## RECORDS SUPPLIED
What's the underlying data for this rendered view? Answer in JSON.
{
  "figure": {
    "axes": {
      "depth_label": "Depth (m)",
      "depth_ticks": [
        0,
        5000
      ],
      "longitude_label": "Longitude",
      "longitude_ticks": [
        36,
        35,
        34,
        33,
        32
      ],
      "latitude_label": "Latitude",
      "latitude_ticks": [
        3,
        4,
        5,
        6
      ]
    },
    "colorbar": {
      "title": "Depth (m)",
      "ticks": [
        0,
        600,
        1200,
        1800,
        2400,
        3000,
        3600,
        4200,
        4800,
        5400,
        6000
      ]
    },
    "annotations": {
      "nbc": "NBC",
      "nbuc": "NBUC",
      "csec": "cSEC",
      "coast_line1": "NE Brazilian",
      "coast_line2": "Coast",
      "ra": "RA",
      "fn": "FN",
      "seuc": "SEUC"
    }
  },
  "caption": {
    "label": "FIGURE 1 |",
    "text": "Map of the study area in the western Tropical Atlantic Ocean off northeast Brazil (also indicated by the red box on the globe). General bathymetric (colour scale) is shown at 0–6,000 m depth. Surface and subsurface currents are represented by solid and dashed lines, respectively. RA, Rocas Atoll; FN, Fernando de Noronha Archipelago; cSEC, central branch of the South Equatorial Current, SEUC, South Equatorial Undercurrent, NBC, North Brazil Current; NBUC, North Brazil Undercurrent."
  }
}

...

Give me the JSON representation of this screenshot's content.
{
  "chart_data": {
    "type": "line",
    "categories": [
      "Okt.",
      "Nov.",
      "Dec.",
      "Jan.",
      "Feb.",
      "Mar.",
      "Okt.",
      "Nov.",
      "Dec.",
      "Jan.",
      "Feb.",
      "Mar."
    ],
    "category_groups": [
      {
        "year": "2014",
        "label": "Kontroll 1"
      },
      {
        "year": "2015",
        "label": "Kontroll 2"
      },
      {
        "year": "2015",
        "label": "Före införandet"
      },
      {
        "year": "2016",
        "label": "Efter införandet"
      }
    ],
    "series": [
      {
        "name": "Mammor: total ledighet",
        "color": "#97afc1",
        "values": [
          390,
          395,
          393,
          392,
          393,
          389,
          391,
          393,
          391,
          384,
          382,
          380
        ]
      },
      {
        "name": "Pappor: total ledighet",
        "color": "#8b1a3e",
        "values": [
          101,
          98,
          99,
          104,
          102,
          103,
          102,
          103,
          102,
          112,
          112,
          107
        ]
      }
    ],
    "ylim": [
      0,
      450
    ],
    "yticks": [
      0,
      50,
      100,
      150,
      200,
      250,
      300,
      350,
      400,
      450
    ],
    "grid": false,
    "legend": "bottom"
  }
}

---

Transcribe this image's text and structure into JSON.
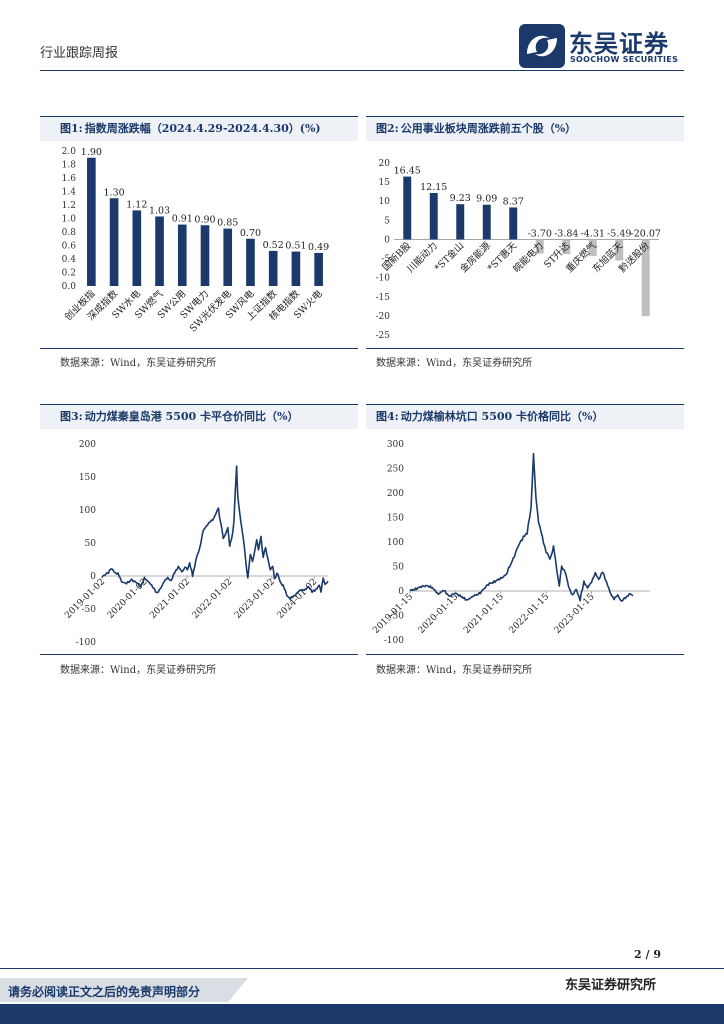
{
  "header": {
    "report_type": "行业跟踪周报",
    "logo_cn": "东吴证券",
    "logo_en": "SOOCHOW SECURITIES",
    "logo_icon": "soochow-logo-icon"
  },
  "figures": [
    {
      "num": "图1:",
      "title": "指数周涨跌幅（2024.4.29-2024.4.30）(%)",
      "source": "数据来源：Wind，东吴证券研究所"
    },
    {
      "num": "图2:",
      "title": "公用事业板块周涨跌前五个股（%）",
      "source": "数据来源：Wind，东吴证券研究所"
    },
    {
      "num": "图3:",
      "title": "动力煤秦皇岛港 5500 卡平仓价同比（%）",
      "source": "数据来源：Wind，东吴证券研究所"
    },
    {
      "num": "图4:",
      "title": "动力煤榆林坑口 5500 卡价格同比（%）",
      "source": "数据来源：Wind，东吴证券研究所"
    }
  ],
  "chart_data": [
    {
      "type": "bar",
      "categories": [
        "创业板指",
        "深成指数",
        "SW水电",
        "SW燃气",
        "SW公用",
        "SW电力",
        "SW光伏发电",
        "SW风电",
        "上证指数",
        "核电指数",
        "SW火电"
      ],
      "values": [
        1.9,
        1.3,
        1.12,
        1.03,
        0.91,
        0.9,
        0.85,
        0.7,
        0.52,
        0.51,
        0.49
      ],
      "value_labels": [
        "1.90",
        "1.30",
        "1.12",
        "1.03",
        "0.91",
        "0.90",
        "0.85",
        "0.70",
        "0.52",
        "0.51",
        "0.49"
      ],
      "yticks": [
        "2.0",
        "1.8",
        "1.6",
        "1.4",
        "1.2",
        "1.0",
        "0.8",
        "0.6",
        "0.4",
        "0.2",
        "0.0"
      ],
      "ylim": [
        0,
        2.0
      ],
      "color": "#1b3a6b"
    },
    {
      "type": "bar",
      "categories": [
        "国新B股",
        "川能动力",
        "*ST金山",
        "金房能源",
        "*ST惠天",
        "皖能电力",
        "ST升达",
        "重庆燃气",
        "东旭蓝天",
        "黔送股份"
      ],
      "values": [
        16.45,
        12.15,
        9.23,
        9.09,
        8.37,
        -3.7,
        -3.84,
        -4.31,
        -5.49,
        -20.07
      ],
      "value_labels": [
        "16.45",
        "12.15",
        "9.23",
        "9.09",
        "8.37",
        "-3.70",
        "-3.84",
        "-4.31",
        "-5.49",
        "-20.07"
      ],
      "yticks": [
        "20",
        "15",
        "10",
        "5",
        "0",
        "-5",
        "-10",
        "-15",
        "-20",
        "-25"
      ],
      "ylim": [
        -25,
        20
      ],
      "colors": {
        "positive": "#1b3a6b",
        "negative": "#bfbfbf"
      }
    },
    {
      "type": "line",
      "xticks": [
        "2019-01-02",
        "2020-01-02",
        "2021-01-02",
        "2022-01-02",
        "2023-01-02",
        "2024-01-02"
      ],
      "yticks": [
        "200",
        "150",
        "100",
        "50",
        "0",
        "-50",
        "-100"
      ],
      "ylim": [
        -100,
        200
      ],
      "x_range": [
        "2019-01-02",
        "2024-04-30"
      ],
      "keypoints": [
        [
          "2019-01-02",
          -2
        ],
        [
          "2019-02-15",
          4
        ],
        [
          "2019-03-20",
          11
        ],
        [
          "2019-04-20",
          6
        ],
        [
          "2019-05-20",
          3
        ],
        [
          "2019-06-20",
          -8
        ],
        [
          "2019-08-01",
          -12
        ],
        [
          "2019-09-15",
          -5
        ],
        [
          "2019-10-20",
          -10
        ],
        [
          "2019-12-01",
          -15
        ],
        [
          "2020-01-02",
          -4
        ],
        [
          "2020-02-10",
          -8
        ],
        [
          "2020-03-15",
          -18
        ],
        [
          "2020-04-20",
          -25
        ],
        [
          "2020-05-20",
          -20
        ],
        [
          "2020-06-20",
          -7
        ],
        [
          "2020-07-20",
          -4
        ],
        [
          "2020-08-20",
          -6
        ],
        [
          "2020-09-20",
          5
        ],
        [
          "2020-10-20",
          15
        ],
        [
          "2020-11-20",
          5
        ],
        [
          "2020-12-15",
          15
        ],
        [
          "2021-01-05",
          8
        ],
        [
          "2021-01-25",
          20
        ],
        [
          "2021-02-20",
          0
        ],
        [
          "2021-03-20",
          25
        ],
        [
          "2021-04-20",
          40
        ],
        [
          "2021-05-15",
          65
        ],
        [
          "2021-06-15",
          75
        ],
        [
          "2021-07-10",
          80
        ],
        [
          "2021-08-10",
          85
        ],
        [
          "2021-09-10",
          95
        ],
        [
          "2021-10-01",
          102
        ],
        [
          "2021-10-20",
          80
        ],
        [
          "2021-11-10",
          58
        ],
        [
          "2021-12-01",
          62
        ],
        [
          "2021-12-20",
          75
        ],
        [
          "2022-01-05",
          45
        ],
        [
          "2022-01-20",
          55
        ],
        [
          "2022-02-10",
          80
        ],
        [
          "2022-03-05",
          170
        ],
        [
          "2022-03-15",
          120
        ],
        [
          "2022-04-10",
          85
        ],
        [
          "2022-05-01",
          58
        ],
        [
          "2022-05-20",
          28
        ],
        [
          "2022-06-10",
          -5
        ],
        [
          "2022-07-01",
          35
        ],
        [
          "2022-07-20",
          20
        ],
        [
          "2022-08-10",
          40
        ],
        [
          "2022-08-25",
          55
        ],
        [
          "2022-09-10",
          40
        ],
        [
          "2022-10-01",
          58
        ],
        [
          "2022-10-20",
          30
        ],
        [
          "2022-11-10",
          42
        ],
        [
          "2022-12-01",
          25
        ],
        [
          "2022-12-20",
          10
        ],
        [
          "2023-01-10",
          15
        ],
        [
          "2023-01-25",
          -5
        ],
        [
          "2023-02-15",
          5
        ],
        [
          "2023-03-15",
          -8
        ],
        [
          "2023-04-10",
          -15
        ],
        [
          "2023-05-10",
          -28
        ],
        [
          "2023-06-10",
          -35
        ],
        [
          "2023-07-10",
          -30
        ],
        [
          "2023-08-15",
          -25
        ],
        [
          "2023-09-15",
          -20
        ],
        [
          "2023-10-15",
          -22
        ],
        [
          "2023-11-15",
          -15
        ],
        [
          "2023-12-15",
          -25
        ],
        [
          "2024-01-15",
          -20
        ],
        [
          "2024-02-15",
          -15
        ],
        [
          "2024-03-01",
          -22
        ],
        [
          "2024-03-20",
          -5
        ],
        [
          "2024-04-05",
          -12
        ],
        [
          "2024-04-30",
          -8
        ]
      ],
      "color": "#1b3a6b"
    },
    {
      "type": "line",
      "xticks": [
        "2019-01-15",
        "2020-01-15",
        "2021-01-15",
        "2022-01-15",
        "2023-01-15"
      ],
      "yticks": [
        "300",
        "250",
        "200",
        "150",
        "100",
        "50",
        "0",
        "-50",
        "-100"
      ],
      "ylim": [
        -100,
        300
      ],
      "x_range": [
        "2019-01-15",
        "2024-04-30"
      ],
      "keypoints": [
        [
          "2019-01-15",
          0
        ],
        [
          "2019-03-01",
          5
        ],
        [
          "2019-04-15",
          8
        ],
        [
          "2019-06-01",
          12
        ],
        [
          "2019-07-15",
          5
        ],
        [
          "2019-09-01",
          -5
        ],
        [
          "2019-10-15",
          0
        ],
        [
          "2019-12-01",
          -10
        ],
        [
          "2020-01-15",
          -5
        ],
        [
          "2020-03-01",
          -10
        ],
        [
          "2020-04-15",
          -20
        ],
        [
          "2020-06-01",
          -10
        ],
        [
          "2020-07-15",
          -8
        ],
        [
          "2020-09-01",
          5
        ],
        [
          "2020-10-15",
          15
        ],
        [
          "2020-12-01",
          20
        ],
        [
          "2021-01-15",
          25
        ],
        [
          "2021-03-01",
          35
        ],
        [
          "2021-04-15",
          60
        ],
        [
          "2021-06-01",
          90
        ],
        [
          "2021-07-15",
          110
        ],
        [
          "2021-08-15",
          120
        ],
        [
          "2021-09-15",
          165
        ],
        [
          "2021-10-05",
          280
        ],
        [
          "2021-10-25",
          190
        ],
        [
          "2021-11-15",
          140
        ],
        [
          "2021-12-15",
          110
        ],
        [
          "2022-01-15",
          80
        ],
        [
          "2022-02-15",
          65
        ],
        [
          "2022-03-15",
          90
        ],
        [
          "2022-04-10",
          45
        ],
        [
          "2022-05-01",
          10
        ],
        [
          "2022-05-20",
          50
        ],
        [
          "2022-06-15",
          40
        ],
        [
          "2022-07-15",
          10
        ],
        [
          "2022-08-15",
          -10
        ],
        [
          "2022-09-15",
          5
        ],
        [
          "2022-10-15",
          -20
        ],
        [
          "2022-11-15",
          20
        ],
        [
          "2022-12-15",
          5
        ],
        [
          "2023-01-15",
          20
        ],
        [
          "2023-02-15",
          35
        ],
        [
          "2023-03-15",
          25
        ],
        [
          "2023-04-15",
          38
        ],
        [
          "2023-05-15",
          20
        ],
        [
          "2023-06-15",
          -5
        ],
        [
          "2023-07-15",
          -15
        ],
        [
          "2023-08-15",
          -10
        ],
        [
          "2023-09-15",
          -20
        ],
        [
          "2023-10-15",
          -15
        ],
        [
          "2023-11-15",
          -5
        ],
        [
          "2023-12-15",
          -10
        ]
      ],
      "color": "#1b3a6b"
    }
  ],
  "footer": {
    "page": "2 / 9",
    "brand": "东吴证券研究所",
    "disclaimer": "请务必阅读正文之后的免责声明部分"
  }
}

## STATED GOAL
Pick out the lines that contain "this" and copy them.

## PROBLEM SOLUTION
What's the underlying data for this rendered view? Answer in JSON.
Give me the JSON representation of this screenshot's content.
Transcribe this image's text and structure into JSON.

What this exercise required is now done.